CHALLENGE: Work out the number of lines in the records that include the word "name"; reply with that number alone.

>> start INPUT ROWS

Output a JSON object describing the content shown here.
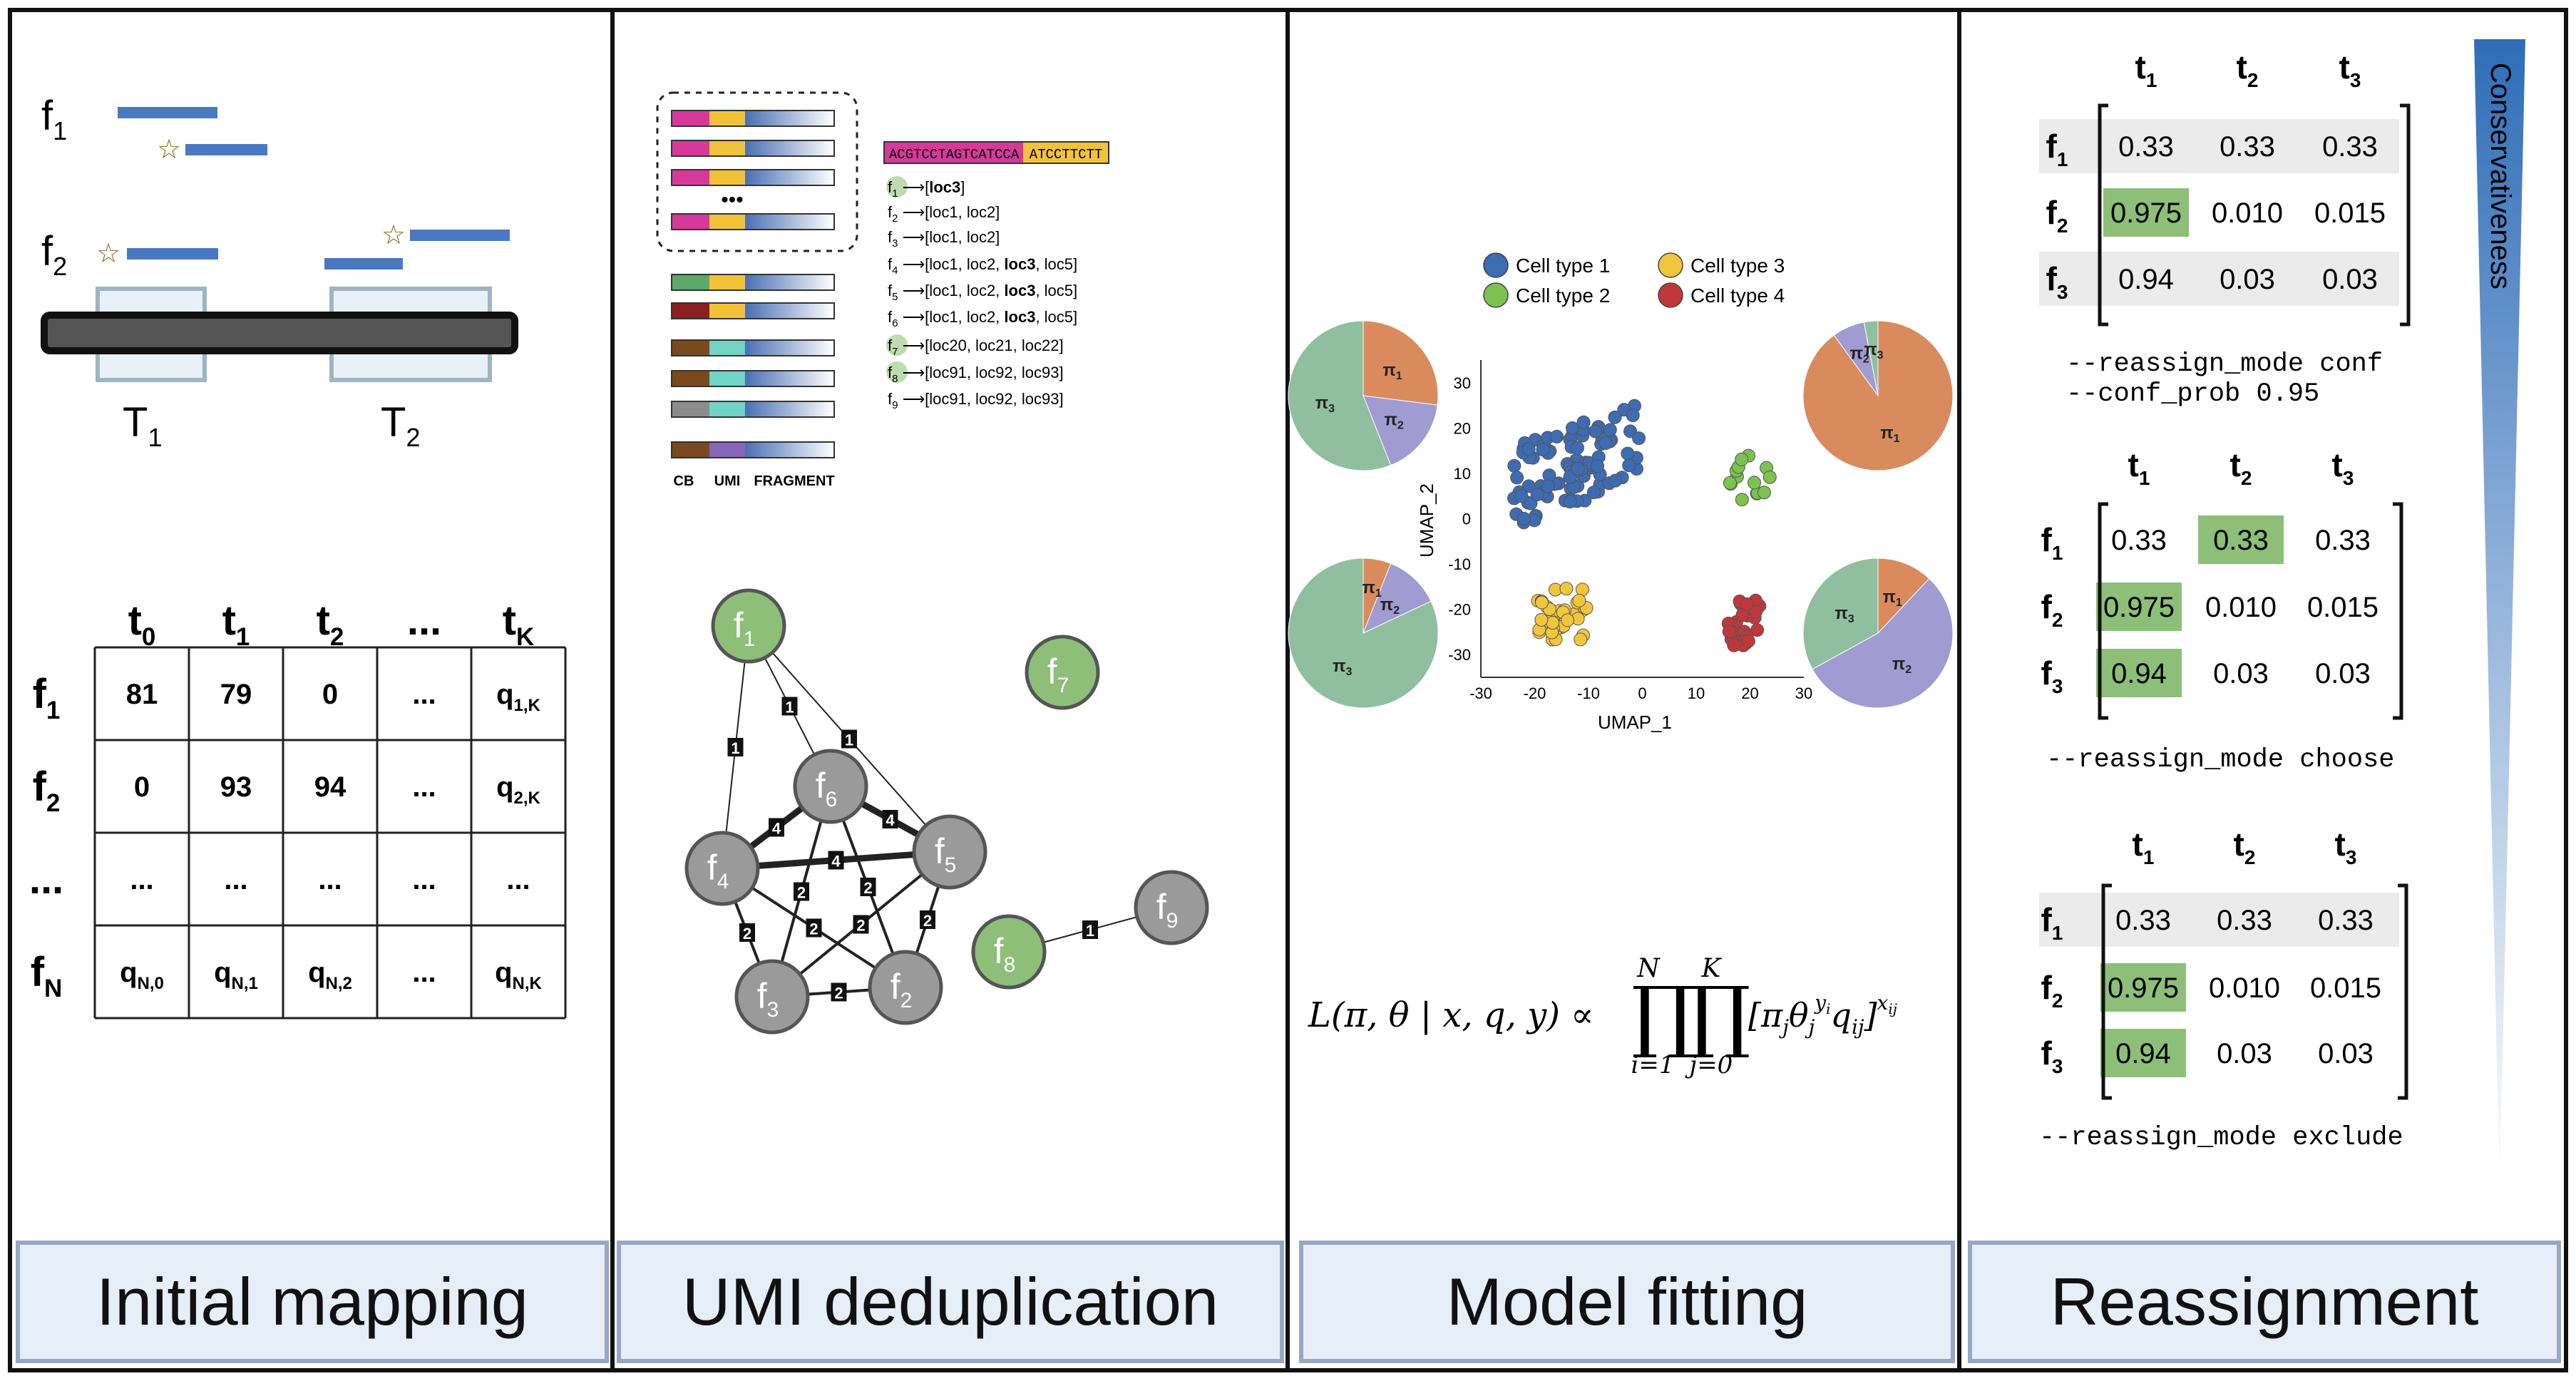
{
  "panels": {
    "initial_mapping": {
      "title": "Initial mapping",
      "fragments": {
        "f1": "f",
        "f1_sub": "1",
        "f2": "f",
        "f2_sub": "2"
      },
      "transcripts": [
        {
          "label": "T",
          "sub": "1"
        },
        {
          "label": "T",
          "sub": "2"
        }
      ],
      "matrix": {
        "col_headers": [
          {
            "t": "t",
            "sub": "0"
          },
          {
            "t": "t",
            "sub": "1"
          },
          {
            "t": "t",
            "sub": "2"
          },
          {
            "t": "...",
            "sub": ""
          },
          {
            "t": "t",
            "sub": "K"
          }
        ],
        "row_headers": [
          {
            "t": "f",
            "sub": "1"
          },
          {
            "t": "f",
            "sub": "2"
          },
          {
            "t": "...",
            "sub": ""
          },
          {
            "t": "f",
            "sub": "N"
          }
        ],
        "rows": [
          [
            {
              "v": "81",
              "s": ""
            },
            {
              "v": "79",
              "s": ""
            },
            {
              "v": "0",
              "s": ""
            },
            {
              "v": "...",
              "s": ""
            },
            {
              "v": "q",
              "s": "1,K"
            }
          ],
          [
            {
              "v": "0",
              "s": ""
            },
            {
              "v": "93",
              "s": ""
            },
            {
              "v": "94",
              "s": ""
            },
            {
              "v": "...",
              "s": ""
            },
            {
              "v": "q",
              "s": "2,K"
            }
          ],
          [
            {
              "v": "...",
              "s": ""
            },
            {
              "v": "...",
              "s": ""
            },
            {
              "v": "...",
              "s": ""
            },
            {
              "v": "...",
              "s": ""
            },
            {
              "v": "...",
              "s": ""
            }
          ],
          [
            {
              "v": "q",
              "s": "N,0"
            },
            {
              "v": "q",
              "s": "N,1"
            },
            {
              "v": "q",
              "s": "N,2"
            },
            {
              "v": "...",
              "s": ""
            },
            {
              "v": "q",
              "s": "N,K"
            }
          ]
        ]
      }
    },
    "umi_dedup": {
      "title": "UMI deduplication",
      "barcode_seq": "ACGTCCTAGTCATCCA",
      "umi_seq": "ATCCTTCTT",
      "dots": "•••",
      "read_labels": [
        "CB",
        "UMI",
        "FRAGMENT"
      ],
      "mappings": [
        {
          "f": "f",
          "sub": "1",
          "pre": "[",
          "bold": "loc3",
          "post": "]",
          "highlight": true
        },
        {
          "f": "f",
          "sub": "2",
          "pre": "[loc1, loc2]",
          "bold": "",
          "post": "",
          "highlight": false
        },
        {
          "f": "f",
          "sub": "3",
          "pre": "[loc1, loc2]",
          "bold": "",
          "post": "",
          "highlight": false
        },
        {
          "f": "f",
          "sub": "4",
          "pre": "[loc1, loc2, ",
          "bold": "loc3",
          "post": ", loc5]",
          "highlight": false
        },
        {
          "f": "f",
          "sub": "5",
          "pre": "[loc1, loc2, ",
          "bold": "loc3",
          "post": ", loc5]",
          "highlight": false
        },
        {
          "f": "f",
          "sub": "6",
          "pre": "[loc1, loc2, ",
          "bold": "loc3",
          "post": ", loc5]",
          "highlight": false
        },
        {
          "f": "f",
          "sub": "7",
          "pre": "[loc20, loc21, loc22]",
          "bold": "",
          "post": "",
          "highlight": true
        },
        {
          "f": "f",
          "sub": "8",
          "pre": "[loc91, loc92, loc93]",
          "bold": "",
          "post": "",
          "highlight": true
        },
        {
          "f": "f",
          "sub": "9",
          "pre": "[loc91, loc92, loc93]",
          "bold": "",
          "post": "",
          "highlight": false
        }
      ],
      "graph": {
        "nodes": [
          {
            "id": "f1",
            "t": "f",
            "sub": "1",
            "color": "#8dbf78"
          },
          {
            "id": "f7",
            "t": "f",
            "sub": "7",
            "color": "#8dbf78"
          },
          {
            "id": "f6",
            "t": "f",
            "sub": "6",
            "color": "#9a9a9a"
          },
          {
            "id": "f4",
            "t": "f",
            "sub": "4",
            "color": "#9a9a9a"
          },
          {
            "id": "f5",
            "t": "f",
            "sub": "5",
            "color": "#9a9a9a"
          },
          {
            "id": "f3",
            "t": "f",
            "sub": "3",
            "color": "#9a9a9a"
          },
          {
            "id": "f2",
            "t": "f",
            "sub": "2",
            "color": "#9a9a9a"
          },
          {
            "id": "f8",
            "t": "f",
            "sub": "8",
            "color": "#8dbf78"
          },
          {
            "id": "f9",
            "t": "f",
            "sub": "9",
            "color": "#9a9a9a"
          }
        ],
        "edges": [
          {
            "a": "f1",
            "b": "f4",
            "w": "1"
          },
          {
            "a": "f1",
            "b": "f6",
            "w": "1"
          },
          {
            "a": "f1",
            "b": "f5",
            "w": "1"
          },
          {
            "a": "f6",
            "b": "f4",
            "w": "4"
          },
          {
            "a": "f6",
            "b": "f5",
            "w": "4"
          },
          {
            "a": "f4",
            "b": "f5",
            "w": "4"
          },
          {
            "a": "f4",
            "b": "f3",
            "w": "2"
          },
          {
            "a": "f4",
            "b": "f2",
            "w": "2"
          },
          {
            "a": "f6",
            "b": "f3",
            "w": "2"
          },
          {
            "a": "f6",
            "b": "f2",
            "w": "2"
          },
          {
            "a": "f5",
            "b": "f3",
            "w": "2"
          },
          {
            "a": "f5",
            "b": "f2",
            "w": "2"
          },
          {
            "a": "f3",
            "b": "f2",
            "w": "2"
          },
          {
            "a": "f8",
            "b": "f9",
            "w": "1"
          }
        ]
      }
    },
    "model_fitting": {
      "title": "Model fitting",
      "legend": [
        {
          "label": "Cell type 1",
          "color": "#3d6cb3"
        },
        {
          "label": "Cell type 2",
          "color": "#7cc24f"
        },
        {
          "label": "Cell type 3",
          "color": "#f2c63c"
        },
        {
          "label": "Cell type 4",
          "color": "#c0373b"
        }
      ],
      "pie_labels": {
        "p1": "π",
        "p2": "π",
        "p3": "π",
        "s1": "1",
        "s2": "2",
        "s3": "3"
      },
      "pie_colors": {
        "c1": "#d98b5e",
        "c2": "#a09bd0",
        "c3": "#8fbf9e"
      },
      "pies": [
        {
          "name": "top-left",
          "fractions": [
            0.0,
            0.27,
            0.17,
            0.56
          ]
        },
        {
          "name": "top-right",
          "fractions": [
            0.0,
            0.9,
            0.07,
            0.03
          ]
        },
        {
          "name": "bottom-left",
          "fractions": [
            0.0,
            0.06,
            0.12,
            0.82
          ]
        },
        {
          "name": "bottom-right",
          "fractions": [
            0.0,
            0.12,
            0.55,
            0.33
          ]
        }
      ],
      "umap": {
        "xlabel": "UMAP_1",
        "ylabel": "UMAP_2",
        "xticks": [
          "-30",
          "-20",
          "-10",
          "0",
          "10",
          "20",
          "30"
        ],
        "yticks": [
          "30",
          "20",
          "10",
          "0",
          "-10",
          "-20",
          "-30"
        ]
      },
      "likelihood": {
        "lhs": "L(π, θ | x, q, y) ∝",
        "prod": "∏",
        "upper1": "N",
        "lower1": "i=1",
        "upper2": "K",
        "lower2": "j=0",
        "body": "[π",
        "j1": "j",
        "theta": "θ",
        "j2": "j",
        "yi": "y",
        "yi_sub": "i",
        "q": "q",
        "ij": "ij",
        "close": "]",
        "x": "x",
        "x_sub": "ij"
      }
    },
    "reassignment": {
      "title": "Reassignment",
      "gradient_label": "Conservativeness",
      "gradient_color": "#3a78c0",
      "col_headers": [
        "t",
        "t",
        "t"
      ],
      "col_subs": [
        "1",
        "2",
        "3"
      ],
      "row_headers": [
        "f",
        "f",
        "f"
      ],
      "row_subs": [
        "1",
        "2",
        "3"
      ],
      "tables": [
        {
          "rows": [
            [
              "0.33",
              "0.33",
              "0.33"
            ],
            [
              "0.975",
              "0.010",
              "0.015"
            ],
            [
              "0.94",
              "0.03",
              "0.03"
            ]
          ],
          "highlight": [
            [
              1,
              0
            ]
          ],
          "shaded_rows": [
            0,
            2
          ],
          "option_lines": [
            "--reassign_mode conf",
            "--conf_prob 0.95"
          ]
        },
        {
          "rows": [
            [
              "0.33",
              "0.33",
              "0.33"
            ],
            [
              "0.975",
              "0.010",
              "0.015"
            ],
            [
              "0.94",
              "0.03",
              "0.03"
            ]
          ],
          "highlight": [
            [
              0,
              1
            ],
            [
              1,
              0
            ],
            [
              2,
              0
            ]
          ],
          "shaded_rows": [],
          "option_lines": [
            "--reassign_mode choose"
          ]
        },
        {
          "rows": [
            [
              "0.33",
              "0.33",
              "0.33"
            ],
            [
              "0.975",
              "0.010",
              "0.015"
            ],
            [
              "0.94",
              "0.03",
              "0.03"
            ]
          ],
          "highlight": [
            [
              1,
              0
            ],
            [
              2,
              0
            ]
          ],
          "shaded_rows": [
            0
          ],
          "option_lines": [
            "--reassign_mode exclude"
          ]
        }
      ]
    }
  }
}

>> end INPUT ROWS

THE SOLUTION: 4